_WHAT IS BEING ASKED_
Reproduce the material that follows, keeping every line exactly as it is.

_INPUT DATA_
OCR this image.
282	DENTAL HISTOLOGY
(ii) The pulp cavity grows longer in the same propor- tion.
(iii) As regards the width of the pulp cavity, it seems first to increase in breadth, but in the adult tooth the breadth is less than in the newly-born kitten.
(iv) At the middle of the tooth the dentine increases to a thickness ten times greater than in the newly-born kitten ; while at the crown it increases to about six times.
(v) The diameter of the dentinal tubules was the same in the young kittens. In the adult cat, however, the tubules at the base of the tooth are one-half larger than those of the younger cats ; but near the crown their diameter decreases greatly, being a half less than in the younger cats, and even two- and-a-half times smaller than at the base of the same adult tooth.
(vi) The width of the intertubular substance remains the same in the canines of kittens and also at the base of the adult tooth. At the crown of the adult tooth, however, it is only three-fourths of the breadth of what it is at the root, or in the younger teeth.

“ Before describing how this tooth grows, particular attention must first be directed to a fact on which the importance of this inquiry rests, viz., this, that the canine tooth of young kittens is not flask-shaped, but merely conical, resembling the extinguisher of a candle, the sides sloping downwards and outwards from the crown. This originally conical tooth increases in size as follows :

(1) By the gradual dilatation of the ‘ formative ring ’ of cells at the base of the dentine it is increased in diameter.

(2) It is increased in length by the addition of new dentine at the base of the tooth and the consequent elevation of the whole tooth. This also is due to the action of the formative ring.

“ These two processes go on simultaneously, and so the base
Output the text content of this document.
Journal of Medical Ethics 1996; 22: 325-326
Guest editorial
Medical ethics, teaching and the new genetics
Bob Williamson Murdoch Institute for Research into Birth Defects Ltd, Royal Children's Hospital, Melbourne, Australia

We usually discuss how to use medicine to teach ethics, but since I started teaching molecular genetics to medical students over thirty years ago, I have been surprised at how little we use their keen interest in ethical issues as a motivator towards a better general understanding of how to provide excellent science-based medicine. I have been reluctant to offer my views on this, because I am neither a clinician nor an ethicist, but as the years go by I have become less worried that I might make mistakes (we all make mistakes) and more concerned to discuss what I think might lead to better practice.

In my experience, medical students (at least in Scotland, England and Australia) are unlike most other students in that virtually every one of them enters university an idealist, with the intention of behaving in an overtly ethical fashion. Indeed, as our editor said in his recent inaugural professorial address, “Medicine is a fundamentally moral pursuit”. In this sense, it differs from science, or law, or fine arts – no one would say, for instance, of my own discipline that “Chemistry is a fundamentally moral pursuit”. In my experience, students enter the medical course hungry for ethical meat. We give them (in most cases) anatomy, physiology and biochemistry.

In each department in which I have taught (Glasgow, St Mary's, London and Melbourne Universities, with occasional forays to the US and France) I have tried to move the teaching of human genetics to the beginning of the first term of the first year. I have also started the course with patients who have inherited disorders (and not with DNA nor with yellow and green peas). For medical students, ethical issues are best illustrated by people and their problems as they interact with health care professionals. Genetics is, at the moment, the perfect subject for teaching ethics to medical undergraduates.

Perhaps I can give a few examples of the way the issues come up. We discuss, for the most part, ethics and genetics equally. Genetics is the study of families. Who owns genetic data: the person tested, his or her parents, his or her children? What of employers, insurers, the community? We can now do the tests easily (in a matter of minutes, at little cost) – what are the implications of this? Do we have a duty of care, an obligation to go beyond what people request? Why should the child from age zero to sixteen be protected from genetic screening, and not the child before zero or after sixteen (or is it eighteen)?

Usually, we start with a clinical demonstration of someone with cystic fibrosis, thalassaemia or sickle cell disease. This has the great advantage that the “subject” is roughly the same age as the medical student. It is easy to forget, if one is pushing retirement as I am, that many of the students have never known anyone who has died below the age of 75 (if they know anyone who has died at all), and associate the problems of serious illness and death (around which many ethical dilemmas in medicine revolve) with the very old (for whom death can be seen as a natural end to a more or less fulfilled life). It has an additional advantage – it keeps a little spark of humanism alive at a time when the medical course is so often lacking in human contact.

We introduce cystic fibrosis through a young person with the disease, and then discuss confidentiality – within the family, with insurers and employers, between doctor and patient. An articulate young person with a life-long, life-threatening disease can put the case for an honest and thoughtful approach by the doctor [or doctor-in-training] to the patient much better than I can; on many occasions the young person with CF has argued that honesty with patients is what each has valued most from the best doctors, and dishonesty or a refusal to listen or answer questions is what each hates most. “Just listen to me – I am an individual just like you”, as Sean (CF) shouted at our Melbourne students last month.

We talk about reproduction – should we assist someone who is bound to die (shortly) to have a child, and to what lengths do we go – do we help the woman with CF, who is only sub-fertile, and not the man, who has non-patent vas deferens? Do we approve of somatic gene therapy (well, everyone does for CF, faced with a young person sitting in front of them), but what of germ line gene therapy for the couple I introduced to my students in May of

_WRITTEN ANSWER_
OCR this image.
282	DENTAL HISTOLOGY
(ii) The pulp cavity grows longer in the same propor- tion.
(iii) As regards the width of the pulp cavity, it seems first to increase in breadth, but in the adult tooth the breadth is less than in the newly-born kitten.
(iv) At the middle of the tooth the dentine increases to a thickness ten times greater than in the newly-born kitten ; while at the crown it increases to about six times.
(v) The diameter of the dentinal tubules was the same in the young kittens. In the adult cat, however, the tubules at the base of the tooth are one-half larger than those of the younger cats ; but near the crown their diameter decreases greatly, being a half less than in the younger cats, and even two- and-a-half times smaller than at the base of the same adult tooth.
(vi) The width of the intertubular substance remains the same in the canines of kittens and also at the base of the adult tooth. At the crown of the adult tooth, however, it is only three-fourths of the breadth of what it is at the root, or in the younger teeth.

“ Before describing how this tooth grows, particular attention must first be directed to a fact on which the importance of this inquiry rests, viz., this, that the canine tooth of young kittens is not flask-shaped, but merely conical, resembling the extinguisher of a candle, the sides sloping downwards and outwards from the crown. This originally conical tooth increases in size as follows :

(1) By the gradual dilatation of the ‘ formative ring ’ of cells at the base of the dentine it is increased in diameter.

(2) It is increased in length by the addition of new dentine at the base of the tooth and the consequent elevation of the whole tooth. This also is due to the action of the formative ring.

“ These two processes go on simultaneously, and so the base
Output the text content of this document.
Journal of Medical Ethics 1996; 22: 325-326
Guest editorial
Medical ethics, teaching and the new genetics
Bob Williamson Murdoch Institute for Research into Birth Defects Ltd, Royal Children's Hospital, Melbourne, Australia

We usually discuss how to use medicine to teach ethics, but since I started teaching molecular genetics to medical students over thirty years ago, I have been surprised at how little we use their keen interest in ethical issues as a motivator towards a better general understanding of how to provide excellent science-based medicine. I have been reluctant to offer my views on this, because I am neither a clinician nor an ethicist, but as the years go by I have become less worried that I might make mistakes (we all make mistakes) and more concerned to discuss what I think might lead to better practice.

In my experience, medical students (at least in Scotland, England and Australia) are unlike most other students in that virtually every one of them enters university an idealist, with the intention of behaving in an overtly ethical fashion. Indeed, as our editor said in his recent inaugural professorial address, “Medicine is a fundamentally moral pursuit”. In this sense, it differs from science, or law, or fine arts – no one would say, for instance, of my own discipline that “Chemistry is a fundamentally moral pursuit”. In my experience, students enter the medical course hungry for ethical meat. We give them (in most cases) anatomy, physiology and biochemistry.

In each department in which I have taught (Glasgow, St Mary's, London and Melbourne Universities, with occasional forays to the US and France) I have tried to move the teaching of human genetics to the beginning of the first term of the first year. I have also started the course with patients who have inherited disorders (and not with DNA nor with yellow and green peas). For medical students, ethical issues are best illustrated by people and their problems as they interact with health care professionals. Genetics is, at the moment, the perfect subject for teaching ethics to medical undergraduates.

Perhaps I can give a few examples of the way the issues come up. We discuss, for the most part, ethics and genetics equally. Genetics is the study of families. Who owns genetic data: the person tested, his or her parents, his or her children? What of employers, insurers, the community? We can now do the tests easily (in a matter of minutes, at little cost) – what are the implications of this? Do we have a duty of care, an obligation to go beyond what people request? Why should the child from age zero to sixteen be protected from genetic screening, and not the child before zero or after sixteen (or is it eighteen)?

Usually, we start with a clinical demonstration of someone with cystic fibrosis, thalassaemia or sickle cell disease. This has the great advantage that the “subject” is roughly the same age as the medical student. It is easy to forget, if one is pushing retirement as I am, that many of the students have never known anyone who has died below the age of 75 (if they know anyone who has died at all), and associate the problems of serious illness and death (around which many ethical dilemmas in medicine revolve) with the very old (for whom death can be seen as a natural end to a more or less fulfilled life). It has an additional advantage – it keeps a little spark of humanism alive at a time when the medical course is so often lacking in human contact.

We introduce cystic fibrosis through a young person with the disease, and then discuss confidentiality – within the family, with insurers and employers, between doctor and patient. An articulate young person with a life-long, life-threatening disease can put the case for an honest and thoughtful approach by the doctor [or doctor-in-training] to the patient much better than I can; on many occasions the young person with CF has argued that honesty with patients is what each has valued most from the best doctors, and dishonesty or a refusal to listen or answer questions is what each hates most. “Just listen to me – I am an individual just like you”, as Sean (CF) shouted at our Melbourne students last month.

We talk about reproduction – should we assist someone who is bound to die (shortly) to have a child, and to what lengths do we go – do we help the woman with CF, who is only sub-fertile, and not the man, who has non-patent vas deferens? Do we approve of somatic gene therapy (well, everyone does for CF, faced with a young person sitting in front of them), but what of germ line gene therapy for the couple I introduced to my students in May of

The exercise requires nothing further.